■ **Directions**
Please return the full listing below without altering anything.

Extracted records
════════════════════

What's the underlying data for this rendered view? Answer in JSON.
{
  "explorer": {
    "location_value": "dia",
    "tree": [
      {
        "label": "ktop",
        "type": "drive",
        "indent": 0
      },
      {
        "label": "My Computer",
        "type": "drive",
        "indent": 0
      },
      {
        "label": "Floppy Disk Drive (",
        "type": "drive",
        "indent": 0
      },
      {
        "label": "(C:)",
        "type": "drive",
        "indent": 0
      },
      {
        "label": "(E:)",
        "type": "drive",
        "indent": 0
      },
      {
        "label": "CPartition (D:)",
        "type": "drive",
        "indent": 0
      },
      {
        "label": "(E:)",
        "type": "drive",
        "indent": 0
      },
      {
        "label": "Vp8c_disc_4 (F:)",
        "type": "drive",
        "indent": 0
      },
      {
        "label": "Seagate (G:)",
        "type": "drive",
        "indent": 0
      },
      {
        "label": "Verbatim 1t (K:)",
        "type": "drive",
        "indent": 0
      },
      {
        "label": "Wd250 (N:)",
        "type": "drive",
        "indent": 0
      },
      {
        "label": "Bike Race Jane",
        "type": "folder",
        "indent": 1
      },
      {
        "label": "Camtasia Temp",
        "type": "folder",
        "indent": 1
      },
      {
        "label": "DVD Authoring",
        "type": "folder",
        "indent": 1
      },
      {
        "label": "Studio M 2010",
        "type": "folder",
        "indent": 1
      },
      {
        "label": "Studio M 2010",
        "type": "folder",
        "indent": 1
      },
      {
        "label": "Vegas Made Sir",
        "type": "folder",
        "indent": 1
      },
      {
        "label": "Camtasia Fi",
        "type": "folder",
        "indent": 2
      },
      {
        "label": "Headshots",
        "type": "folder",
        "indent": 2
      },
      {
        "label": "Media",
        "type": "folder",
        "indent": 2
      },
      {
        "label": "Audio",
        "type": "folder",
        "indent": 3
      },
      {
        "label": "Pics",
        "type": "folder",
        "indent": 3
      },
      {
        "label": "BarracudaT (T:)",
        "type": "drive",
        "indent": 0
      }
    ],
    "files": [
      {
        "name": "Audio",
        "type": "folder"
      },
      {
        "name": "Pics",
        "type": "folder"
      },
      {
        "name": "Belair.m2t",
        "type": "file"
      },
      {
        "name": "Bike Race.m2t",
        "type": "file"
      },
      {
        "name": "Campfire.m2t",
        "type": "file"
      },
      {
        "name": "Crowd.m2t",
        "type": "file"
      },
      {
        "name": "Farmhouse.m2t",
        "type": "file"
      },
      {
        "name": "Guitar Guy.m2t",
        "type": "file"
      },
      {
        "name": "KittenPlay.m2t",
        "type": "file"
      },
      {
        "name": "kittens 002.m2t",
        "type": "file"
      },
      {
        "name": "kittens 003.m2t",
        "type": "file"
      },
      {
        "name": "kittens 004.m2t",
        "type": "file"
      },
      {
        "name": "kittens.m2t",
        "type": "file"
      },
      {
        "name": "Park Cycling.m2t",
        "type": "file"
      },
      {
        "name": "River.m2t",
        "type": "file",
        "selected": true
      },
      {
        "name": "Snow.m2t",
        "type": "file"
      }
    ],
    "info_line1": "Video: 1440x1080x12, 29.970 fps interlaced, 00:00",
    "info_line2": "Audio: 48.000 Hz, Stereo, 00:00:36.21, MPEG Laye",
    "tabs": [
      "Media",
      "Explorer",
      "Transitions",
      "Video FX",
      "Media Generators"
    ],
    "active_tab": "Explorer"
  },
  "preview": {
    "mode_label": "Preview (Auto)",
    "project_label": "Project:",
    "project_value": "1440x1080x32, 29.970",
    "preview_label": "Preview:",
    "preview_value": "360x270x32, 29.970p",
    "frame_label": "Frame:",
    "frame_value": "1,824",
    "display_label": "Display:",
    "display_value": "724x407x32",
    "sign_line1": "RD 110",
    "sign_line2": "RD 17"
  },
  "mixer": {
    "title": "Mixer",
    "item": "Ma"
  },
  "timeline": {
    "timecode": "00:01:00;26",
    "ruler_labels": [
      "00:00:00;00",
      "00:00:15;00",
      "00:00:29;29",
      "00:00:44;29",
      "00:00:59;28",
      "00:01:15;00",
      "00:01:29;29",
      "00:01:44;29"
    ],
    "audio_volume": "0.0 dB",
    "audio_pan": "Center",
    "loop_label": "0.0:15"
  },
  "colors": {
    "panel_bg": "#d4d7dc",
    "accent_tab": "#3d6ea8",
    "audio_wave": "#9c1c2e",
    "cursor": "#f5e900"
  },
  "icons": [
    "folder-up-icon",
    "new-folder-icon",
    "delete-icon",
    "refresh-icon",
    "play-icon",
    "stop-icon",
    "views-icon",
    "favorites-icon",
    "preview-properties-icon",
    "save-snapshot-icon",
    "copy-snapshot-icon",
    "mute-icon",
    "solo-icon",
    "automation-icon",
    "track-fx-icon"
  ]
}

════════════════════

■ **Worked solution**
What's the underlying data for this rendered view? Answer in JSON.
{
  "explorer": {
    "location_value": "dia",
    "tree": [
      {
        "label": "ktop",
        "type": "drive",
        "indent": 0
      },
      {
        "label": "My Computer",
        "type": "drive",
        "indent": 0
      },
      {
        "label": "Floppy Disk Drive (",
        "type": "drive",
        "indent": 0
      },
      {
        "label": "(C:)",
        "type": "drive",
        "indent": 0
      },
      {
        "label": "(E:)",
        "type": "drive",
        "indent": 0
      },
      {
        "label": "CPartition (D:)",
        "type": "drive",
        "indent": 0
      },
      {
        "label": "(E:)",
        "type": "drive",
        "indent": 0
      },
      {
        "label": "Vp8c_disc_4 (F:)",
        "type": "drive",
        "indent": 0
      },
      {
        "label": "Seagate (G:)",
        "type": "drive",
        "indent": 0
      },
      {
        "label": "Verbatim 1t (K:)",
        "type": "drive",
        "indent": 0
      },
      {
        "label": "Wd250 (N:)",
        "type": "drive",
        "indent": 0
      },
      {
        "label": "Bike Race Jane",
        "type": "folder",
        "indent": 1
      },
      {
        "label": "Camtasia Temp",
        "type": "folder",
        "indent": 1
      },
      {
        "label": "DVD Authoring",
        "type": "folder",
        "indent": 1
      },
      {
        "label": "Studio M 2010",
        "type": "folder",
        "indent": 1
      },
      {
        "label": "Studio M 2010",
        "type": "folder",
        "indent": 1
      },
      {
        "label": "Vegas Made Sir",
        "type": "folder",
        "indent": 1
      },
      {
        "label": "Camtasia Fi",
        "type": "folder",
        "indent": 2
      },
      {
        "label": "Headshots",
        "type": "folder",
        "indent": 2
      },
      {
        "label": "Media",
        "type": "folder",
        "indent": 2
      },
      {
        "label": "Audio",
        "type": "folder",
        "indent": 3
      },
      {
        "label": "Pics",
        "type": "folder",
        "indent": 3
      },
      {
        "label": "BarracudaT (T:)",
        "type": "drive",
        "indent": 0
      }
    ],
    "files": [
      {
        "name": "Audio",
        "type": "folder"
      },
      {
        "name": "Pics",
        "type": "folder"
      },
      {
        "name": "Belair.m2t",
        "type": "file"
      },
      {
        "name": "Bike Race.m2t",
        "type": "file"
      },
      {
        "name": "Campfire.m2t",
        "type": "file"
      },
      {
        "name": "Crowd.m2t",
        "type": "file"
      },
      {
        "name": "Farmhouse.m2t",
        "type": "file"
      },
      {
        "name": "Guitar Guy.m2t",
        "type": "file"
      },
      {
        "name": "KittenPlay.m2t",
        "type": "file"
      },
      {
        "name": "kittens 002.m2t",
        "type": "file"
      },
      {
        "name": "kittens 003.m2t",
        "type": "file"
      },
      {
        "name": "kittens 004.m2t",
        "type": "file"
      },
      {
        "name": "kittens.m2t",
        "type": "file"
      },
      {
        "name": "Park Cycling.m2t",
        "type": "file"
      },
      {
        "name": "River.m2t",
        "type": "file",
        "selected": true
      },
      {
        "name": "Snow.m2t",
        "type": "file"
      }
    ],
    "info_line1": "Video: 1440x1080x12, 29.970 fps interlaced, 00:00",
    "info_line2": "Audio: 48.000 Hz, Stereo, 00:00:36.21, MPEG Laye",
    "tabs": [
      "Media",
      "Explorer",
      "Transitions",
      "Video FX",
      "Media Generators"
    ],
    "active_tab": "Explorer"
  },
  "preview": {
    "mode_label": "Preview (Auto)",
    "project_label": "Project:",
    "project_value": "1440x1080x32, 29.970",
    "preview_label": "Preview:",
    "preview_value": "360x270x32, 29.970p",
    "frame_label": "Frame:",
    "frame_value": "1,824",
    "display_label": "Display:",
    "display_value": "724x407x32",
    "sign_line1": "RD 110",
    "sign_line2": "RD 17"
  },
  "mixer": {
    "title": "Mixer",
    "item": "Ma"
  },
  "timeline": {
    "timecode": "00:01:00;26",
    "ruler_labels": [
      "00:00:00;00",
      "00:00:15;00",
      "00:00:29;29",
      "00:00:44;29",
      "00:00:59;28",
      "00:01:15;00",
      "00:01:29;29",
      "00:01:44;29"
    ],
    "audio_volume": "0.0 dB",
    "audio_pan": "Center",
    "loop_label": "0.0:15"
  },
  "colors": {
    "panel_bg": "#d4d7dc",
    "accent_tab": "#3d6ea8",
    "audio_wave": "#9c1c2e",
    "cursor": "#f5e900"
  },
  "icons": [
    "folder-up-icon",
    "new-folder-icon",
    "delete-icon",
    "refresh-icon",
    "play-icon",
    "stop-icon",
    "views-icon",
    "favorites-icon",
    "preview-properties-icon",
    "save-snapshot-icon",
    "copy-snapshot-icon",
    "mute-icon",
    "solo-icon",
    "automation-icon",
    "track-fx-icon"
  ]
}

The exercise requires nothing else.